**Exercise:** Please rewrite the listing below, putting "external-link-icon" in place of every "open-external-icon" and leaving everything else unchanged. Omit the pictures from your answer.

**Information provided:**

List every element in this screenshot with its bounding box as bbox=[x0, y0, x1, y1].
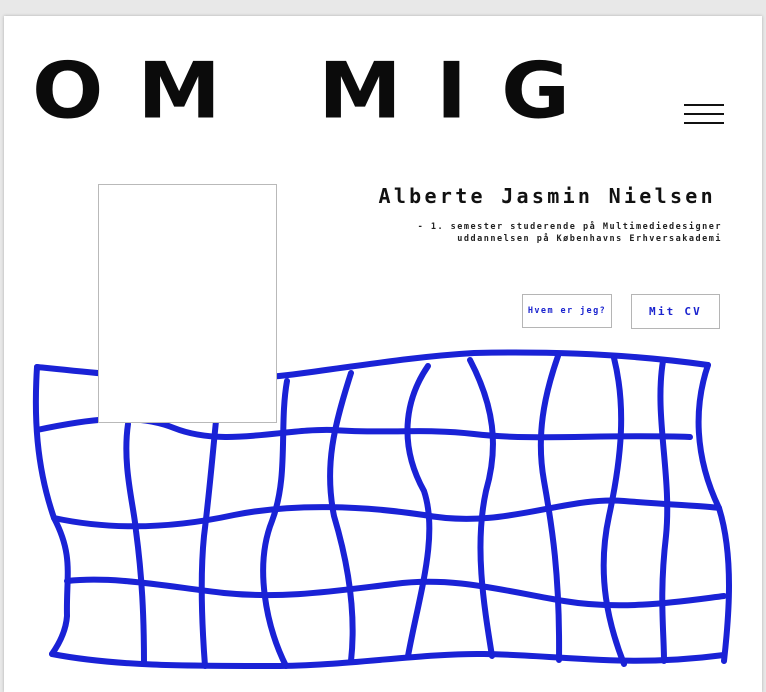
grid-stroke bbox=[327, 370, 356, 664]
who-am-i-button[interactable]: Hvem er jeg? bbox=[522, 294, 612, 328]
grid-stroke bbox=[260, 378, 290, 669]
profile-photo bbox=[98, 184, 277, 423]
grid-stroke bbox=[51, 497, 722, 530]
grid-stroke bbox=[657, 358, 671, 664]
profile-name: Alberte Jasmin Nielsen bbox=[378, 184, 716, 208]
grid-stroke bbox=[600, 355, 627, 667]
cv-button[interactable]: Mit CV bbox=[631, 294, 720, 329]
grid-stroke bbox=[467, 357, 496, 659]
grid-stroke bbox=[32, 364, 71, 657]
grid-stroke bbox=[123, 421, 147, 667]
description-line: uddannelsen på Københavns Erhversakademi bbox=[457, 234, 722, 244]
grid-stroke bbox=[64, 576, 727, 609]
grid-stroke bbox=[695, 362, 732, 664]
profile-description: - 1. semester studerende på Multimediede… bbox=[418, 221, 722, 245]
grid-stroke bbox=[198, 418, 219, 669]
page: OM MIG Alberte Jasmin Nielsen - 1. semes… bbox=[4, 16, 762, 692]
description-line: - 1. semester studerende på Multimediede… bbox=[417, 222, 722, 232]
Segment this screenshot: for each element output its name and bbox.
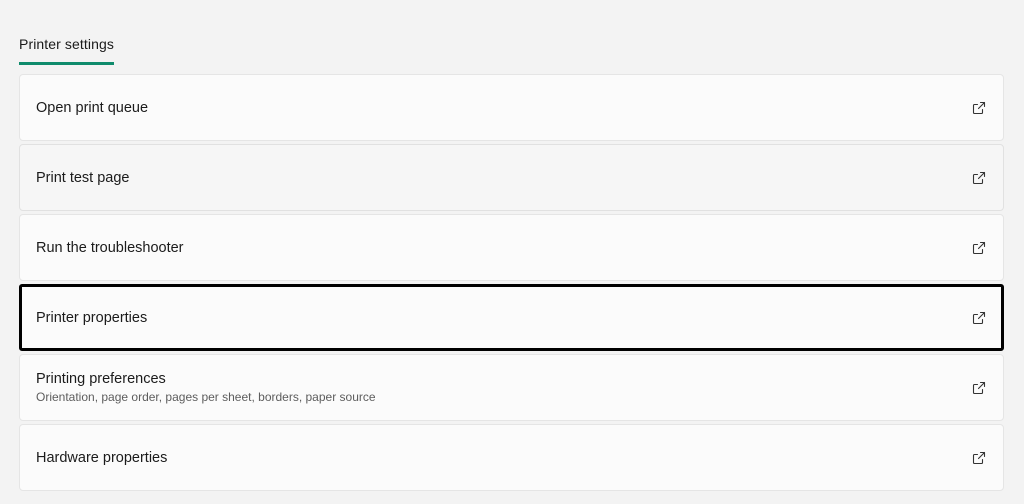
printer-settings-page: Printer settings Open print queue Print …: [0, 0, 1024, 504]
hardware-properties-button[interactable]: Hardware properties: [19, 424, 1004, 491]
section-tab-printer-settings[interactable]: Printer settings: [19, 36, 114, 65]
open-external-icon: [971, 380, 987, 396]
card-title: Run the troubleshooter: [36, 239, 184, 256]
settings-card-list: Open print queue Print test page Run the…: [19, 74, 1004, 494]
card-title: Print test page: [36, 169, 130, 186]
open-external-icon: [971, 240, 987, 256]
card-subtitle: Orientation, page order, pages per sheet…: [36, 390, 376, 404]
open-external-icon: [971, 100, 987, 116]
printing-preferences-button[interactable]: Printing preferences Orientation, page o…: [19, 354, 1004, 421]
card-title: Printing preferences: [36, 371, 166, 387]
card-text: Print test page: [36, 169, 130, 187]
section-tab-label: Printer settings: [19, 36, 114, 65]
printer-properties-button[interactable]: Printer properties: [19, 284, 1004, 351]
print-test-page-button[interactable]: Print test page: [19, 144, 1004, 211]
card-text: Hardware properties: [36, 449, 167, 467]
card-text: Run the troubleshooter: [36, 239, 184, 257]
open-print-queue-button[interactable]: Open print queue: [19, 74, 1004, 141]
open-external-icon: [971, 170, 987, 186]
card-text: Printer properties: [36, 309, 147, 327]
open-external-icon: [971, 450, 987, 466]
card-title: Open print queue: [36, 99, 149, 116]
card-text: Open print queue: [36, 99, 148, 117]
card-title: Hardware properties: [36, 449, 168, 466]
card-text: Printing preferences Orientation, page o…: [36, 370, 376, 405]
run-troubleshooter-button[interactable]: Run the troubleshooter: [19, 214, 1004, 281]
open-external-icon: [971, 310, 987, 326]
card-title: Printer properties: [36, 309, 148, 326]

**Complete output:**
List every element in this screenshot with its bounding box as bbox=[x0, y0, x1, y1].
grid-stroke bbox=[327, 370, 356, 664]
who-am-i-button[interactable]: Hvem er jeg? bbox=[522, 294, 612, 328]
grid-stroke bbox=[260, 378, 290, 669]
profile-photo bbox=[98, 184, 277, 423]
grid-stroke bbox=[51, 497, 722, 530]
grid-stroke bbox=[657, 358, 671, 664]
profile-name: Alberte Jasmin Nielsen bbox=[378, 184, 716, 208]
grid-stroke bbox=[600, 355, 627, 667]
cv-button[interactable]: Mit CV bbox=[631, 294, 720, 329]
grid-stroke bbox=[467, 357, 496, 659]
grid-stroke bbox=[32, 364, 71, 657]
grid-stroke bbox=[123, 421, 147, 667]
description-line: uddannelsen på Københavns Erhversakademi bbox=[457, 234, 722, 244]
grid-stroke bbox=[64, 576, 727, 609]
grid-stroke bbox=[695, 362, 732, 664]
profile-description: - 1. semester studerende på Multimediede… bbox=[418, 221, 722, 245]
grid-stroke bbox=[198, 418, 219, 669]
page: OM MIG Alberte Jasmin Nielsen - 1. semes… bbox=[4, 16, 762, 692]
description-line: - 1. semester studerende på Multimediede… bbox=[417, 222, 722, 232]
Segment this screenshot: for each element output its name and bbox.
printer-settings-page: Printer settings Open print queue Print …: [0, 0, 1024, 504]
hardware-properties-button[interactable]: Hardware properties: [19, 424, 1004, 491]
section-tab-printer-settings[interactable]: Printer settings: [19, 36, 114, 65]
external-link-icon: [971, 380, 987, 396]
card-title: Run the troubleshooter: [36, 239, 184, 256]
settings-card-list: Open print queue Print test page Run the…: [19, 74, 1004, 494]
card-title: Print test page: [36, 169, 130, 186]
external-link-icon: [971, 240, 987, 256]
card-subtitle: Orientation, page order, pages per sheet…: [36, 390, 376, 404]
external-link-icon: [971, 100, 987, 116]
printing-preferences-button[interactable]: Printing preferences Orientation, page o…: [19, 354, 1004, 421]
card-title: Printing preferences: [36, 371, 166, 387]
card-text: Print test page: [36, 169, 130, 187]
section-tab-label: Printer settings: [19, 36, 114, 65]
printer-properties-button[interactable]: Printer properties: [19, 284, 1004, 351]
print-test-page-button[interactable]: Print test page: [19, 144, 1004, 211]
card-text: Hardware properties: [36, 449, 167, 467]
card-text: Run the troubleshooter: [36, 239, 184, 257]
open-print-queue-button[interactable]: Open print queue: [19, 74, 1004, 141]
external-link-icon: [971, 170, 987, 186]
card-text: Printer properties: [36, 309, 147, 327]
external-link-icon: [971, 450, 987, 466]
card-title: Open print queue: [36, 99, 149, 116]
card-text: Open print queue: [36, 99, 148, 117]
card-title: Hardware properties: [36, 449, 168, 466]
card-text: Printing preferences Orientation, page o…: [36, 370, 376, 405]
run-troubleshooter-button[interactable]: Run the troubleshooter: [19, 214, 1004, 281]
external-link-icon: [971, 310, 987, 326]
card-title: Printer properties: [36, 309, 148, 326]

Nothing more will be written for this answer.